>> start Extracted material

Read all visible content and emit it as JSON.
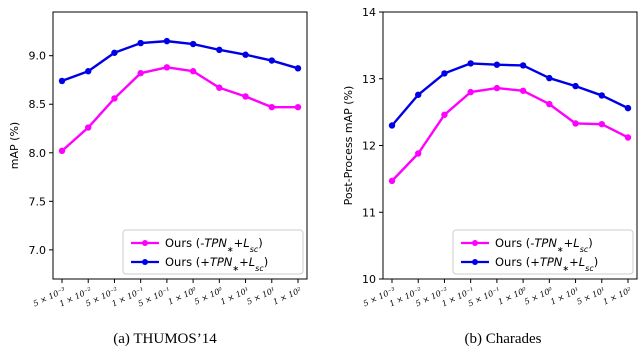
{
  "chart_data": [
    {
      "type": "line",
      "caption": "(a) THUMOS’14",
      "ylabel": "mAP (%)",
      "ylim": [
        6.7,
        9.45
      ],
      "yticks": [
        "7.0",
        "7.5",
        "8.0",
        "8.5",
        "9.0"
      ],
      "categories": [
        "5 × 10⁻³",
        "1 × 10⁻²",
        "5 × 10⁻²",
        "1 × 10⁻¹",
        "5 × 10⁻¹",
        "1 × 10⁰",
        "5 × 10⁰",
        "1 × 10¹",
        "5 × 10¹",
        "1 × 10²"
      ],
      "legend_position": "lower-right",
      "grid": false,
      "series": [
        {
          "name": "Ours (-TPN∗+Lsc)",
          "color": "#ff00ff",
          "values": [
            8.02,
            8.26,
            8.56,
            8.82,
            8.88,
            8.84,
            8.67,
            8.58,
            8.47,
            8.47
          ]
        },
        {
          "name": "Ours (+TPN∗+Lsc)",
          "color": "#0000e6",
          "values": [
            8.74,
            8.84,
            9.03,
            9.13,
            9.15,
            9.12,
            9.06,
            9.01,
            8.95,
            8.87
          ]
        }
      ]
    },
    {
      "type": "line",
      "caption": "(b) Charades",
      "ylabel": "Post-Process mAP (%)",
      "ylim": [
        10,
        14
      ],
      "yticks": [
        "10",
        "11",
        "12",
        "13",
        "14"
      ],
      "categories": [
        "5 × 10⁻³",
        "1 × 10⁻²",
        "5 × 10⁻²",
        "1 × 10⁻¹",
        "5 × 10⁻¹",
        "1 × 10⁰",
        "5 × 10⁰",
        "1 × 10¹",
        "5 × 10¹",
        "1 × 10²"
      ],
      "legend_position": "lower-right",
      "grid": false,
      "series": [
        {
          "name": "Ours (-TPN∗+Lsc)",
          "color": "#ff00ff",
          "values": [
            11.47,
            11.88,
            12.46,
            12.8,
            12.86,
            12.82,
            12.62,
            12.33,
            12.32,
            12.12
          ]
        },
        {
          "name": "Ours (+TPN∗+Lsc)",
          "color": "#0000e6",
          "values": [
            12.3,
            12.76,
            13.08,
            13.23,
            13.21,
            13.2,
            13.01,
            12.89,
            12.75,
            12.56
          ]
        }
      ]
    }
  ]
}
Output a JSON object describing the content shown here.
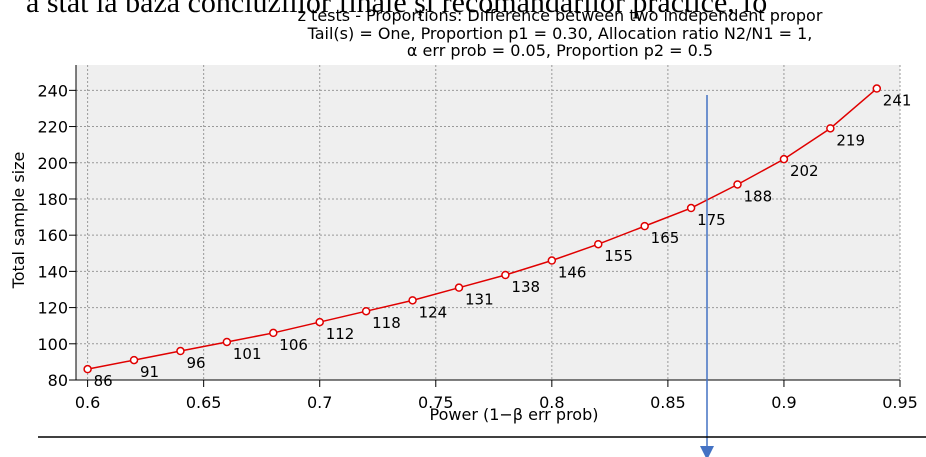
{
  "document_text": "a stat la baza concluziilor finale și recomandărilor practice, fo",
  "chart_data": {
    "type": "line",
    "title": "z tests - Proportions: Difference between two independent propor",
    "subtitle": [
      "Tail(s) = One, Proportion p1 = 0.30, Allocation ratio N2/N1 = 1,",
      "α err prob = 0.05, Proportion p2 = 0.5"
    ],
    "xlabel": "Power (1−β err prob)",
    "ylabel": "Total sample size",
    "x": [
      0.6,
      0.62,
      0.64,
      0.66,
      0.68,
      0.7,
      0.72,
      0.74,
      0.76,
      0.78,
      0.8,
      0.82,
      0.84,
      0.86,
      0.88,
      0.9,
      0.92,
      0.94
    ],
    "values": [
      86,
      91,
      96,
      101,
      106,
      112,
      118,
      124,
      131,
      138,
      146,
      155,
      165,
      175,
      188,
      202,
      219,
      241
    ],
    "color": "#e00000",
    "xlim": [
      0.595,
      0.95
    ],
    "xticks": [
      0.6,
      0.65,
      0.7,
      0.75,
      0.8,
      0.85,
      0.9,
      0.95
    ],
    "ylim": [
      80,
      254
    ],
    "yticks": [
      80,
      100,
      120,
      140,
      160,
      180,
      200,
      220,
      240
    ],
    "grid": true
  }
}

>> end Extracted material

Leave out the pictures and copy the rest of the material above exactly.

Read all visible content and emit it as JSON.
{
  "chart_data": [
    {
      "type": "line",
      "caption": "(a) THUMOS’14",
      "ylabel": "mAP (%)",
      "ylim": [
        6.7,
        9.45
      ],
      "yticks": [
        "7.0",
        "7.5",
        "8.0",
        "8.5",
        "9.0"
      ],
      "categories": [
        "5 × 10⁻³",
        "1 × 10⁻²",
        "5 × 10⁻²",
        "1 × 10⁻¹",
        "5 × 10⁻¹",
        "1 × 10⁰",
        "5 × 10⁰",
        "1 × 10¹",
        "5 × 10¹",
        "1 × 10²"
      ],
      "legend_position": "lower-right",
      "grid": false,
      "series": [
        {
          "name": "Ours (-TPN∗+Lsc)",
          "color": "#ff00ff",
          "values": [
            8.02,
            8.26,
            8.56,
            8.82,
            8.88,
            8.84,
            8.67,
            8.58,
            8.47,
            8.47
          ]
        },
        {
          "name": "Ours (+TPN∗+Lsc)",
          "color": "#0000e6",
          "values": [
            8.74,
            8.84,
            9.03,
            9.13,
            9.15,
            9.12,
            9.06,
            9.01,
            8.95,
            8.87
          ]
        }
      ]
    },
    {
      "type": "line",
      "caption": "(b) Charades",
      "ylabel": "Post-Process mAP (%)",
      "ylim": [
        10,
        14
      ],
      "yticks": [
        "10",
        "11",
        "12",
        "13",
        "14"
      ],
      "categories": [
        "5 × 10⁻³",
        "1 × 10⁻²",
        "5 × 10⁻²",
        "1 × 10⁻¹",
        "5 × 10⁻¹",
        "1 × 10⁰",
        "5 × 10⁰",
        "1 × 10¹",
        "5 × 10¹",
        "1 × 10²"
      ],
      "legend_position": "lower-right",
      "grid": false,
      "series": [
        {
          "name": "Ours (-TPN∗+Lsc)",
          "color": "#ff00ff",
          "values": [
            11.47,
            11.88,
            12.46,
            12.8,
            12.86,
            12.82,
            12.62,
            12.33,
            12.32,
            12.12
          ]
        },
        {
          "name": "Ours (+TPN∗+Lsc)",
          "color": "#0000e6",
          "values": [
            12.3,
            12.76,
            13.08,
            13.23,
            13.21,
            13.2,
            13.01,
            12.89,
            12.75,
            12.56
          ]
        }
      ]
    }
  ]
}
Output a JSON object describing the content shown here.
{
  "document_text": "a stat la baza concluziilor finale și recomandărilor practice, fo",
  "chart_data": {
    "type": "line",
    "title": "z tests - Proportions: Difference between two independent propor",
    "subtitle": [
      "Tail(s) = One, Proportion p1 = 0.30, Allocation ratio N2/N1 = 1,",
      "α err prob = 0.05, Proportion p2 = 0.5"
    ],
    "xlabel": "Power (1−β err prob)",
    "ylabel": "Total sample size",
    "x": [
      0.6,
      0.62,
      0.64,
      0.66,
      0.68,
      0.7,
      0.72,
      0.74,
      0.76,
      0.78,
      0.8,
      0.82,
      0.84,
      0.86,
      0.88,
      0.9,
      0.92,
      0.94
    ],
    "values": [
      86,
      91,
      96,
      101,
      106,
      112,
      118,
      124,
      131,
      138,
      146,
      155,
      165,
      175,
      188,
      202,
      219,
      241
    ],
    "color": "#e00000",
    "xlim": [
      0.595,
      0.95
    ],
    "xticks": [
      0.6,
      0.65,
      0.7,
      0.75,
      0.8,
      0.85,
      0.9,
      0.95
    ],
    "ylim": [
      80,
      254
    ],
    "yticks": [
      80,
      100,
      120,
      140,
      160,
      180,
      200,
      220,
      240
    ],
    "grid": true
  }
}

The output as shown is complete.